§ Problem requirements
Find the word "материал" in the records below. List each line containing it.

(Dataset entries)
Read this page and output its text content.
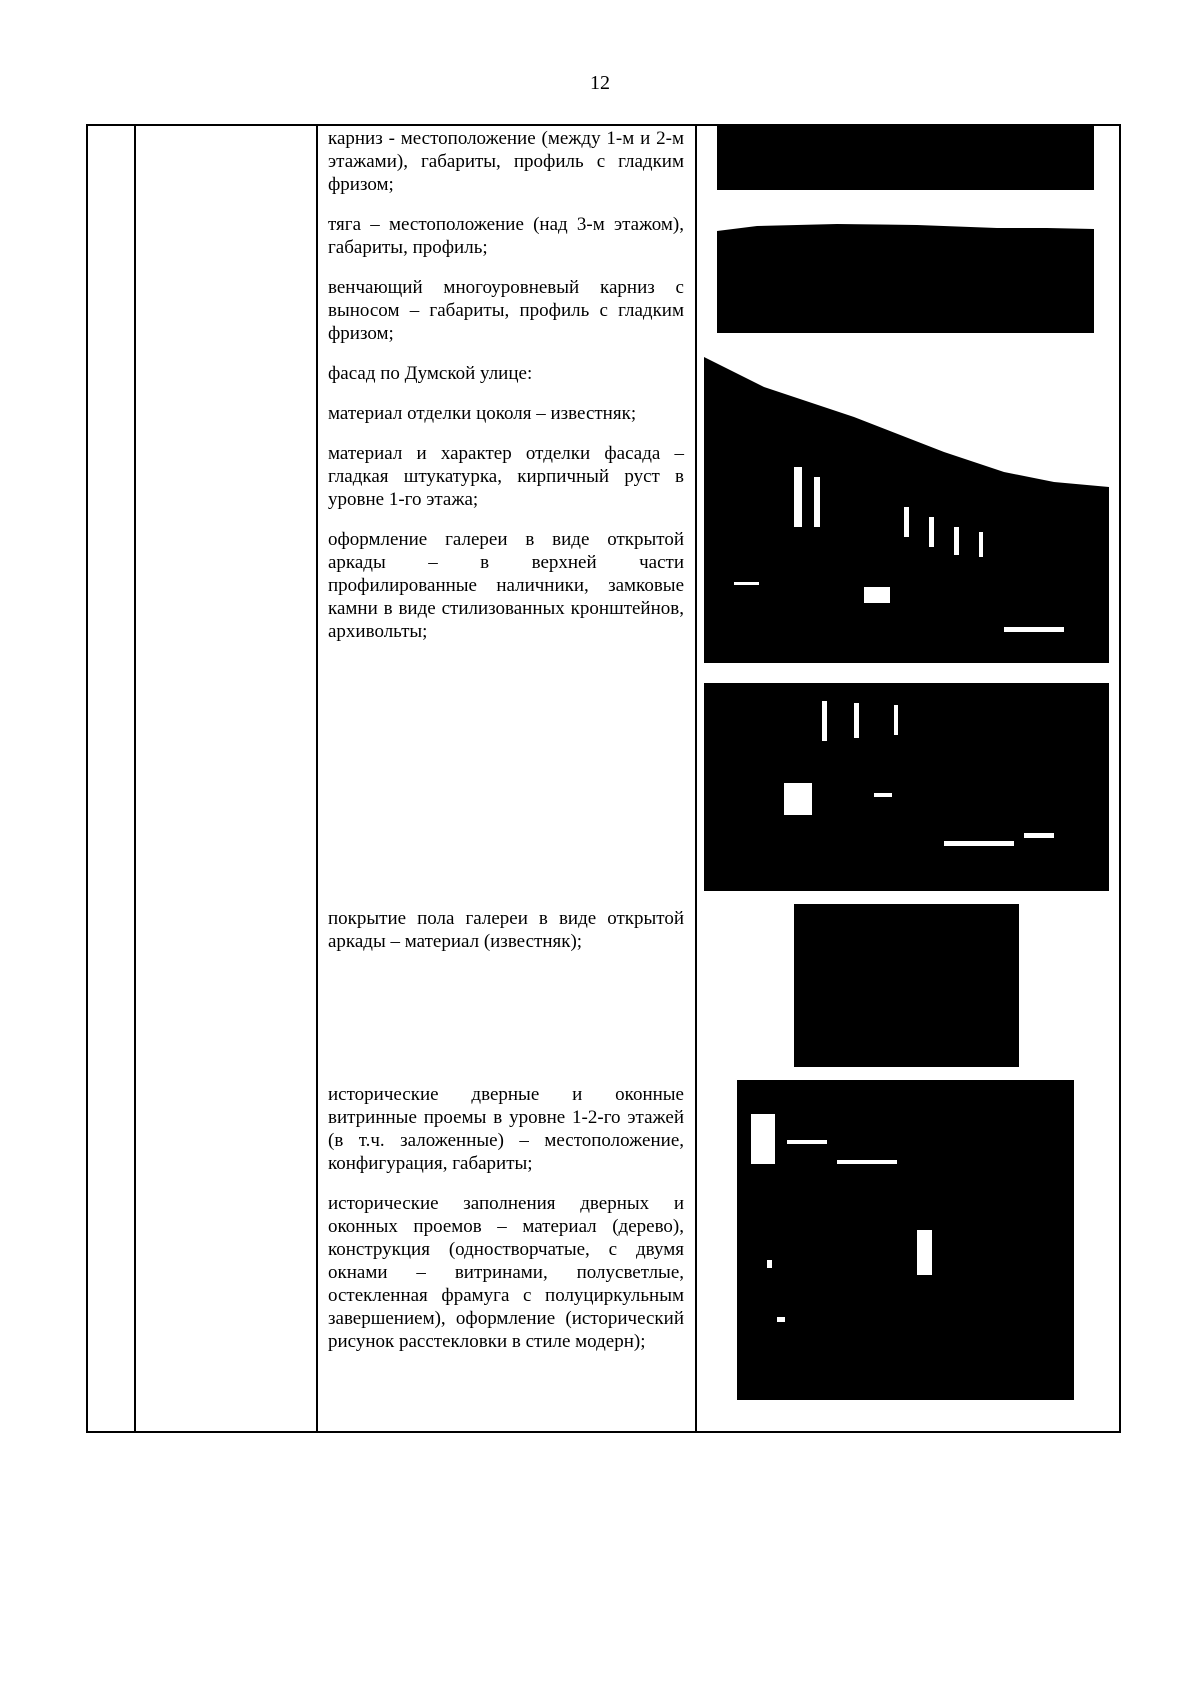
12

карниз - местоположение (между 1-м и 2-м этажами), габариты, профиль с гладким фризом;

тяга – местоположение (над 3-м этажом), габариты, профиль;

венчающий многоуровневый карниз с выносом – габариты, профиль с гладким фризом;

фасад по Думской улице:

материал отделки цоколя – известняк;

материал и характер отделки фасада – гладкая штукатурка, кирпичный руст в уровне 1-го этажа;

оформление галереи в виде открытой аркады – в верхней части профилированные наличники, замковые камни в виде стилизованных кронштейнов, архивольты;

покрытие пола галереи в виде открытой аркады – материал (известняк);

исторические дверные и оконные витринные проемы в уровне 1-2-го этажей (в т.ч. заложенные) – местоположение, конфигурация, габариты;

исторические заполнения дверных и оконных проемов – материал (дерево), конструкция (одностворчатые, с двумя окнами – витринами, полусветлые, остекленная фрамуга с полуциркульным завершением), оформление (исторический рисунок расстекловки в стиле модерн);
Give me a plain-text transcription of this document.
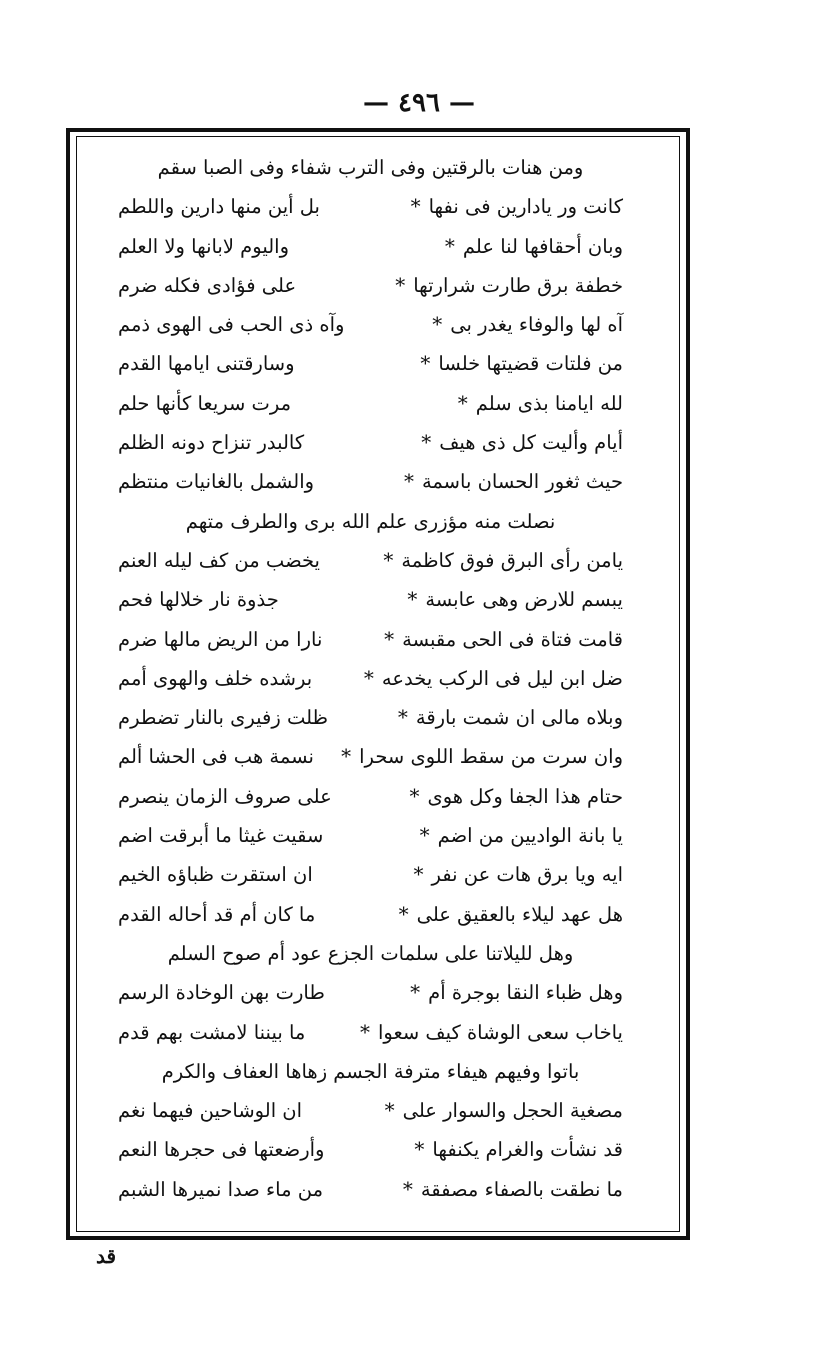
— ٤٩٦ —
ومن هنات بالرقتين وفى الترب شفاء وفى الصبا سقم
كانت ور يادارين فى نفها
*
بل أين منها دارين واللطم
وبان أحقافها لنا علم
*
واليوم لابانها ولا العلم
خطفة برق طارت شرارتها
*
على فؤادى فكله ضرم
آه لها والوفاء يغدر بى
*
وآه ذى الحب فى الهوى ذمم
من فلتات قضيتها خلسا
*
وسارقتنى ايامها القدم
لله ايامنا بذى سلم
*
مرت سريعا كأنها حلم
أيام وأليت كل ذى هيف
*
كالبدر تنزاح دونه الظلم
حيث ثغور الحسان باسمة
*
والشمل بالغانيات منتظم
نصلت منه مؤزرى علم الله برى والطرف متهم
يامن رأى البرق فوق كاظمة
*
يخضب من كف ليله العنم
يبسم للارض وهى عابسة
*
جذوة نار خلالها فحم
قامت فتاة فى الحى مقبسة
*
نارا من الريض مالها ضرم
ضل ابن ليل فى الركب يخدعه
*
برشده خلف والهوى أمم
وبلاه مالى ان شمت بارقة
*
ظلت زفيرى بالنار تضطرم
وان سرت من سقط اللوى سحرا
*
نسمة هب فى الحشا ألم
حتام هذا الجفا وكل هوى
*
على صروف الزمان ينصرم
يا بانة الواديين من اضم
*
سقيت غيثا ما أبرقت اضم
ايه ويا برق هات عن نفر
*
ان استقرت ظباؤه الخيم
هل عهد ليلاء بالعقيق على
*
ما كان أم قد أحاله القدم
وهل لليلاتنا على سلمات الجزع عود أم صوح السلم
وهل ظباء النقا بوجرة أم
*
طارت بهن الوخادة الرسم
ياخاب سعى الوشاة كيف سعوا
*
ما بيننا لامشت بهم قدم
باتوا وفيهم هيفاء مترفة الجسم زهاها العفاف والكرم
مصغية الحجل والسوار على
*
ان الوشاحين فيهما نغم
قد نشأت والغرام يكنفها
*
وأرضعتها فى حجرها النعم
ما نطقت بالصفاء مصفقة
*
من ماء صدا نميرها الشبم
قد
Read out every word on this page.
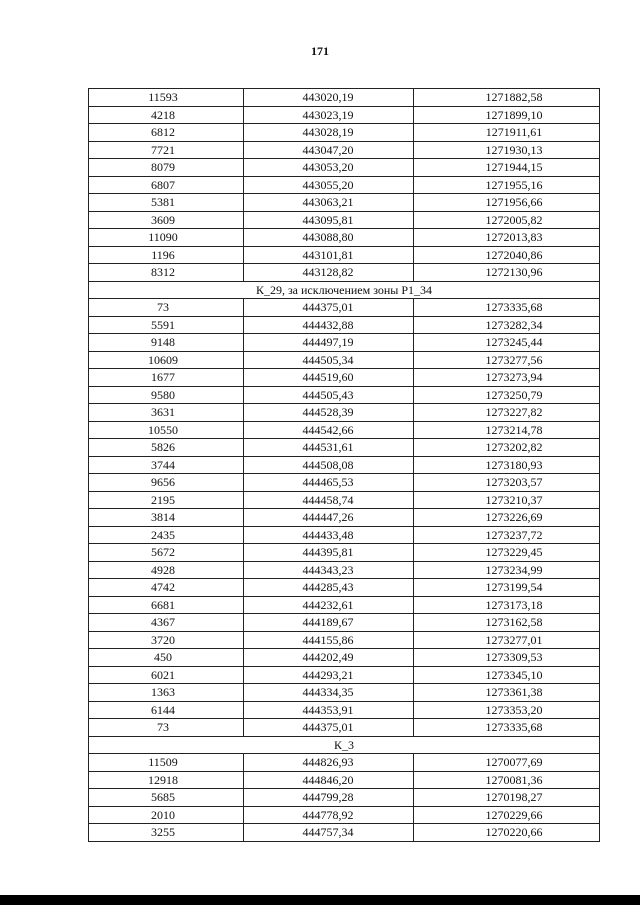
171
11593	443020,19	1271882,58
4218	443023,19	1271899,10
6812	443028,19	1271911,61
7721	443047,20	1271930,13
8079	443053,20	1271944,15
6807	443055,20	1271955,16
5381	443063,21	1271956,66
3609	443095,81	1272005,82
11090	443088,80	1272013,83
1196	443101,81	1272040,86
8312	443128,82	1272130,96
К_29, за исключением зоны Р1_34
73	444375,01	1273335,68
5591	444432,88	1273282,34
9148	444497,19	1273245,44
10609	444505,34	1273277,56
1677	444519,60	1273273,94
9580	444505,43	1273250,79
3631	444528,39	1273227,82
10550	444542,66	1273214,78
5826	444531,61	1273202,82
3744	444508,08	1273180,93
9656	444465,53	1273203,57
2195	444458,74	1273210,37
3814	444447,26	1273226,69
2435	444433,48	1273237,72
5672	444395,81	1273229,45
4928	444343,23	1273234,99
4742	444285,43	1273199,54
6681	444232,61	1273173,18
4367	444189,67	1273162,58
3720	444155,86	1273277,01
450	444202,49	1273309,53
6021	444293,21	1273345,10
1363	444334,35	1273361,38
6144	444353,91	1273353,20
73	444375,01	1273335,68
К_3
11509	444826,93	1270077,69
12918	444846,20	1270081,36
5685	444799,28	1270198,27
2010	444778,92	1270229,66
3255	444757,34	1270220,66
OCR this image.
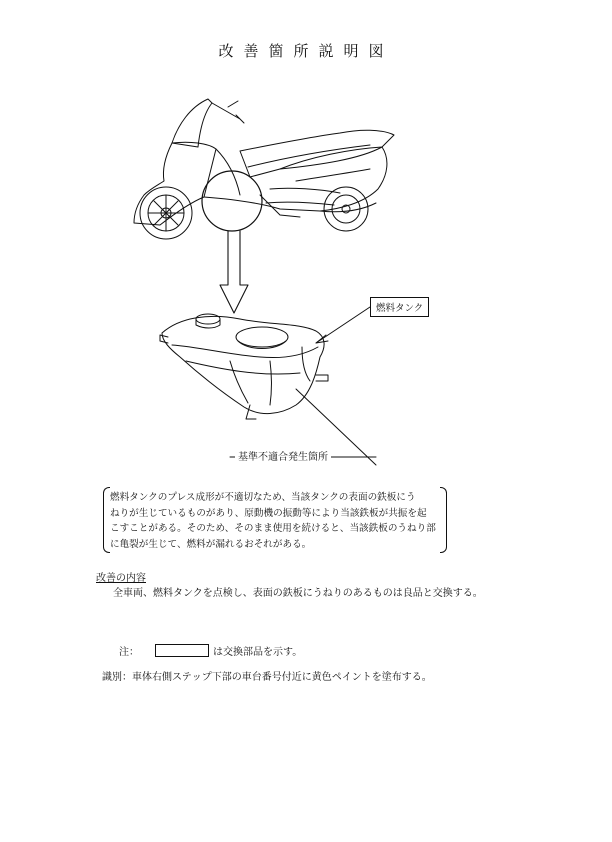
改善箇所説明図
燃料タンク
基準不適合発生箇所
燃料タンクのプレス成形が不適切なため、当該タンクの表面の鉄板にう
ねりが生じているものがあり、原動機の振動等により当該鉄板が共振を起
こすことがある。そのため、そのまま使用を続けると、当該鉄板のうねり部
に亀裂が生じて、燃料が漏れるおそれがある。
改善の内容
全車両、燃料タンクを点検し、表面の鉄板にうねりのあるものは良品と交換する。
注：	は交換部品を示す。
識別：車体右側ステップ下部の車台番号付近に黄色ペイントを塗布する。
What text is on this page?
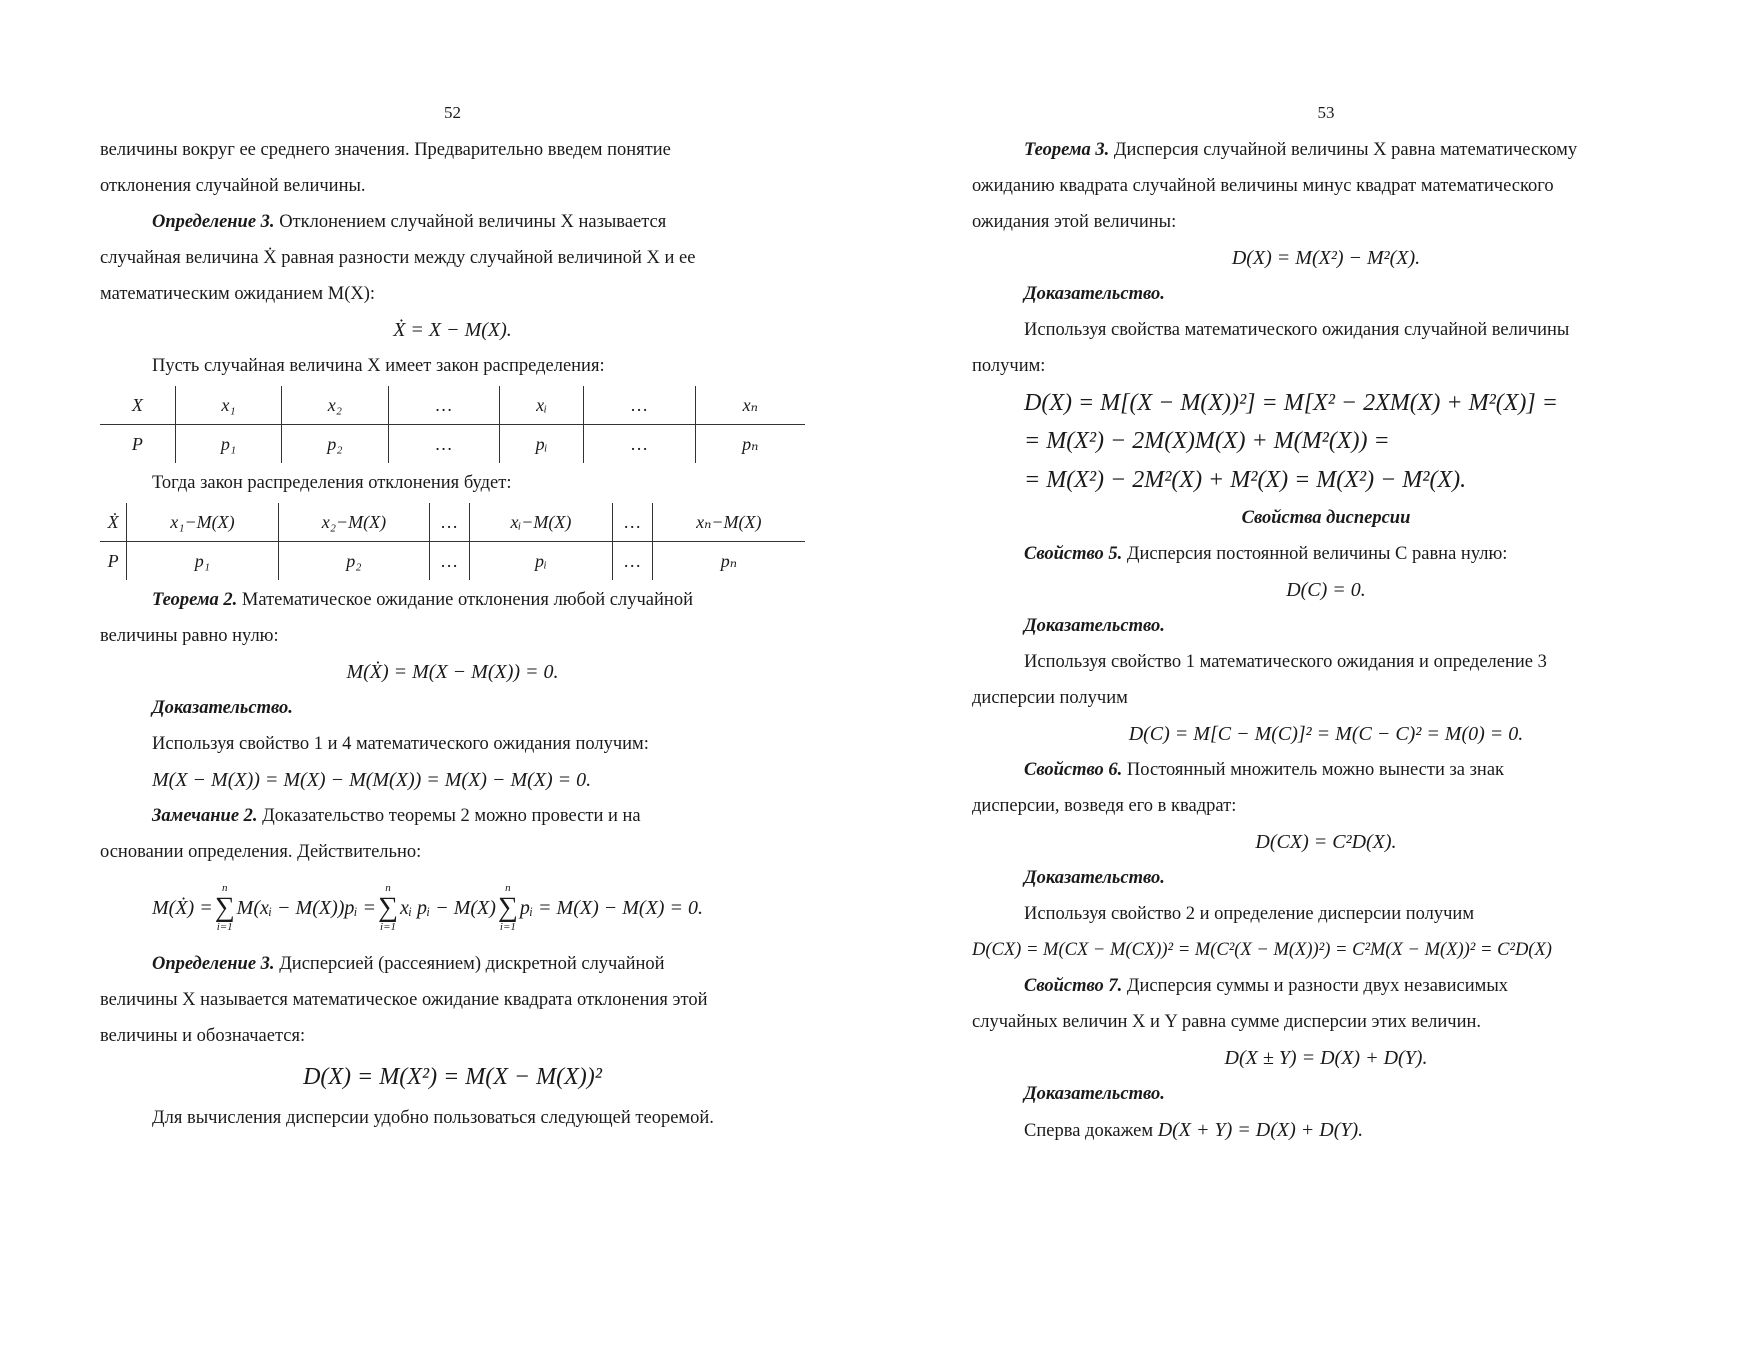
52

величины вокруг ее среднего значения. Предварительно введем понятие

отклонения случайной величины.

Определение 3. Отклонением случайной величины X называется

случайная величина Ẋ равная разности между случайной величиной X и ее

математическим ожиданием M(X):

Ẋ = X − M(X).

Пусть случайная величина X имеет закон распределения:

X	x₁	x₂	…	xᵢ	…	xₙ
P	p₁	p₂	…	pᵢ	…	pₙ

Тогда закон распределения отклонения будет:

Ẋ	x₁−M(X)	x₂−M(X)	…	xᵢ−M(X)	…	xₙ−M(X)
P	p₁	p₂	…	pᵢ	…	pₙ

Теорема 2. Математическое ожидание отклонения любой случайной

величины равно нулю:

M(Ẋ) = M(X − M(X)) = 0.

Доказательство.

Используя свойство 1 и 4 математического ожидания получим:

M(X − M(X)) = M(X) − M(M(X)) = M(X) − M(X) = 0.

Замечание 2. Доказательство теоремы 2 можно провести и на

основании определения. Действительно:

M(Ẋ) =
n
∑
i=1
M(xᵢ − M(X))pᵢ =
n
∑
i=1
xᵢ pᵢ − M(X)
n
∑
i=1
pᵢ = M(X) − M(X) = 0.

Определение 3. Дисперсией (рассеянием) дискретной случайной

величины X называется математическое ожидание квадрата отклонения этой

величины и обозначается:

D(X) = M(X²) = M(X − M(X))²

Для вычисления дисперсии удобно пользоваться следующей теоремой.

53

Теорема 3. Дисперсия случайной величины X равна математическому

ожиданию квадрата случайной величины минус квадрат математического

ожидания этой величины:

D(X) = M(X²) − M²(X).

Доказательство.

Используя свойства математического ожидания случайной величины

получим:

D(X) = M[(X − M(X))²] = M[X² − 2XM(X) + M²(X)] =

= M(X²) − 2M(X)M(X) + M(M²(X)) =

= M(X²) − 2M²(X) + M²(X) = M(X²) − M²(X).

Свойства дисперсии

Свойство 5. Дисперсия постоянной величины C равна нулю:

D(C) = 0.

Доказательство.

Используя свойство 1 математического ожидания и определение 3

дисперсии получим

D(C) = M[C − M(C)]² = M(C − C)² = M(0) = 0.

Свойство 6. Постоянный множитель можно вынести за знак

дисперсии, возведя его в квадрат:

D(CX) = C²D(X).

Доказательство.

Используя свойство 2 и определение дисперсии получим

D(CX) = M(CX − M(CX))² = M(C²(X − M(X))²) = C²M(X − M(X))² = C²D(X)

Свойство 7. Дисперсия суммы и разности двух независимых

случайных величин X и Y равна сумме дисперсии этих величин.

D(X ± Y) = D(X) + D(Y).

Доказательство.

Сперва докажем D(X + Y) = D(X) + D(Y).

§ Solution
материал отделки цоколя – известняк;
материал и характер отделки фасада – гладкая штукатурка, кирпичный руст в уровне 1-го этажа;
покрытие пола галереи в виде открытой аркады – материал (известняк);
исторические заполнения дверных и оконных проемов – материал (дерево), конструкция (одностворчатые, с двумя окнами – витринами, полусветлые, остекленная фрамуга с полуциркульным завершением), оформление (исторический рисунок расстекловки в стиле модерн);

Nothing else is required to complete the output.